* start *
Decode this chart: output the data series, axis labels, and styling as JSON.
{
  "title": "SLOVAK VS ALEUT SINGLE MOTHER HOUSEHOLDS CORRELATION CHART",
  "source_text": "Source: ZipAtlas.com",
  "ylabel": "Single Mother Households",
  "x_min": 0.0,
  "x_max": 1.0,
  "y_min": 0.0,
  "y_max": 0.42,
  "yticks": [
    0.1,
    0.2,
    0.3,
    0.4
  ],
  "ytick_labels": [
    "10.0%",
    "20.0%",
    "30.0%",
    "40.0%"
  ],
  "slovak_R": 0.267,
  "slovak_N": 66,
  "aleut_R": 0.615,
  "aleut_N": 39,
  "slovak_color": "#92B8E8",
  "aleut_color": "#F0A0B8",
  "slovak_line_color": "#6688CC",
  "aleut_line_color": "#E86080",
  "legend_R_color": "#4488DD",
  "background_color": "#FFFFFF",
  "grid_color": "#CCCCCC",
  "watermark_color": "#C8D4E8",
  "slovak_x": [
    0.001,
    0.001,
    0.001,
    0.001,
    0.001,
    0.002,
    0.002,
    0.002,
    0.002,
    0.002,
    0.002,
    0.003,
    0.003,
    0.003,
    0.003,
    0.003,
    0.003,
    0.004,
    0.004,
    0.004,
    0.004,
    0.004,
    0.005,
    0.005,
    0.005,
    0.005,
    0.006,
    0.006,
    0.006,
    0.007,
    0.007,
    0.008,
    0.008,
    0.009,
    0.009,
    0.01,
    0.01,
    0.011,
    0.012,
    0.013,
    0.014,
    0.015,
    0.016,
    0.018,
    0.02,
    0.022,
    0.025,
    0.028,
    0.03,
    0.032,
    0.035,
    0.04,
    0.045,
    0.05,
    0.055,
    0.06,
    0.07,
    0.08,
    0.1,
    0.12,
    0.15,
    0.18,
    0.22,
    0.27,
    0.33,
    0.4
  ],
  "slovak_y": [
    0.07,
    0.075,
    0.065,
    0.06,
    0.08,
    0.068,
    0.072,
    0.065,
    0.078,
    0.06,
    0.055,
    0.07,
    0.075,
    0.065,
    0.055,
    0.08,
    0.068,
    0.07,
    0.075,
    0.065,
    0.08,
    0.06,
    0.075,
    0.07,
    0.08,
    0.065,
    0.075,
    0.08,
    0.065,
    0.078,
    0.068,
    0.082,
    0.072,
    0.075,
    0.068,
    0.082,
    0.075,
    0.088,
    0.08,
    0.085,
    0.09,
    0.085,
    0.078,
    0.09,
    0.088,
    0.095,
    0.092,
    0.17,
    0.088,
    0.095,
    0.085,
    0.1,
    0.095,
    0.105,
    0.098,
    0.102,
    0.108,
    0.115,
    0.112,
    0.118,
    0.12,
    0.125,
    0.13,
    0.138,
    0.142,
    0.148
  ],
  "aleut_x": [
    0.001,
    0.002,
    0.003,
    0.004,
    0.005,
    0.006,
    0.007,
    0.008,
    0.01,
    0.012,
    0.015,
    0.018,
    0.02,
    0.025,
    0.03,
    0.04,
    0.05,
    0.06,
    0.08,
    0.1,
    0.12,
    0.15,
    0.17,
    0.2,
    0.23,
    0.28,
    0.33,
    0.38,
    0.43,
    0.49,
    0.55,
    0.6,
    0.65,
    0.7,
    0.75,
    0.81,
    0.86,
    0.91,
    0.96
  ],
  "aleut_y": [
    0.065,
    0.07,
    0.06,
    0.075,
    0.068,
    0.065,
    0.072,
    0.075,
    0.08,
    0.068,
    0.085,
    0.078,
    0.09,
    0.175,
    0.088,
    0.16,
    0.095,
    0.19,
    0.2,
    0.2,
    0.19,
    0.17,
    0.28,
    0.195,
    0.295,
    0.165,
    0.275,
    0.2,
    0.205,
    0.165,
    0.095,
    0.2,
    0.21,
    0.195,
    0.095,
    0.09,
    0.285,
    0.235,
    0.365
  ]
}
* end *
> [What is asked]:
Write out the complete set of records exactly as given.

> [Solution]:
Decode this chart: output the data series, axis labels, and styling as JSON.
{
  "title": "SLOVAK VS ALEUT SINGLE MOTHER HOUSEHOLDS CORRELATION CHART",
  "source_text": "Source: ZipAtlas.com",
  "ylabel": "Single Mother Households",
  "x_min": 0.0,
  "x_max": 1.0,
  "y_min": 0.0,
  "y_max": 0.42,
  "yticks": [
    0.1,
    0.2,
    0.3,
    0.4
  ],
  "ytick_labels": [
    "10.0%",
    "20.0%",
    "30.0%",
    "40.0%"
  ],
  "slovak_R": 0.267,
  "slovak_N": 66,
  "aleut_R": 0.615,
  "aleut_N": 39,
  "slovak_color": "#92B8E8",
  "aleut_color": "#F0A0B8",
  "slovak_line_color": "#6688CC",
  "aleut_line_color": "#E86080",
  "legend_R_color": "#4488DD",
  "background_color": "#FFFFFF",
  "grid_color": "#CCCCCC",
  "watermark_color": "#C8D4E8",
  "slovak_x": [
    0.001,
    0.001,
    0.001,
    0.001,
    0.001,
    0.002,
    0.002,
    0.002,
    0.002,
    0.002,
    0.002,
    0.003,
    0.003,
    0.003,
    0.003,
    0.003,
    0.003,
    0.004,
    0.004,
    0.004,
    0.004,
    0.004,
    0.005,
    0.005,
    0.005,
    0.005,
    0.006,
    0.006,
    0.006,
    0.007,
    0.007,
    0.008,
    0.008,
    0.009,
    0.009,
    0.01,
    0.01,
    0.011,
    0.012,
    0.013,
    0.014,
    0.015,
    0.016,
    0.018,
    0.02,
    0.022,
    0.025,
    0.028,
    0.03,
    0.032,
    0.035,
    0.04,
    0.045,
    0.05,
    0.055,
    0.06,
    0.07,
    0.08,
    0.1,
    0.12,
    0.15,
    0.18,
    0.22,
    0.27,
    0.33,
    0.4
  ],
  "slovak_y": [
    0.07,
    0.075,
    0.065,
    0.06,
    0.08,
    0.068,
    0.072,
    0.065,
    0.078,
    0.06,
    0.055,
    0.07,
    0.075,
    0.065,
    0.055,
    0.08,
    0.068,
    0.07,
    0.075,
    0.065,
    0.08,
    0.06,
    0.075,
    0.07,
    0.08,
    0.065,
    0.075,
    0.08,
    0.065,
    0.078,
    0.068,
    0.082,
    0.072,
    0.075,
    0.068,
    0.082,
    0.075,
    0.088,
    0.08,
    0.085,
    0.09,
    0.085,
    0.078,
    0.09,
    0.088,
    0.095,
    0.092,
    0.17,
    0.088,
    0.095,
    0.085,
    0.1,
    0.095,
    0.105,
    0.098,
    0.102,
    0.108,
    0.115,
    0.112,
    0.118,
    0.12,
    0.125,
    0.13,
    0.138,
    0.142,
    0.148
  ],
  "aleut_x": [
    0.001,
    0.002,
    0.003,
    0.004,
    0.005,
    0.006,
    0.007,
    0.008,
    0.01,
    0.012,
    0.015,
    0.018,
    0.02,
    0.025,
    0.03,
    0.04,
    0.05,
    0.06,
    0.08,
    0.1,
    0.12,
    0.15,
    0.17,
    0.2,
    0.23,
    0.28,
    0.33,
    0.38,
    0.43,
    0.49,
    0.55,
    0.6,
    0.65,
    0.7,
    0.75,
    0.81,
    0.86,
    0.91,
    0.96
  ],
  "aleut_y": [
    0.065,
    0.07,
    0.06,
    0.075,
    0.068,
    0.065,
    0.072,
    0.075,
    0.08,
    0.068,
    0.085,
    0.078,
    0.09,
    0.175,
    0.088,
    0.16,
    0.095,
    0.19,
    0.2,
    0.2,
    0.19,
    0.17,
    0.28,
    0.195,
    0.295,
    0.165,
    0.275,
    0.2,
    0.205,
    0.165,
    0.095,
    0.2,
    0.21,
    0.195,
    0.095,
    0.09,
    0.285,
    0.235,
    0.365
  ]
}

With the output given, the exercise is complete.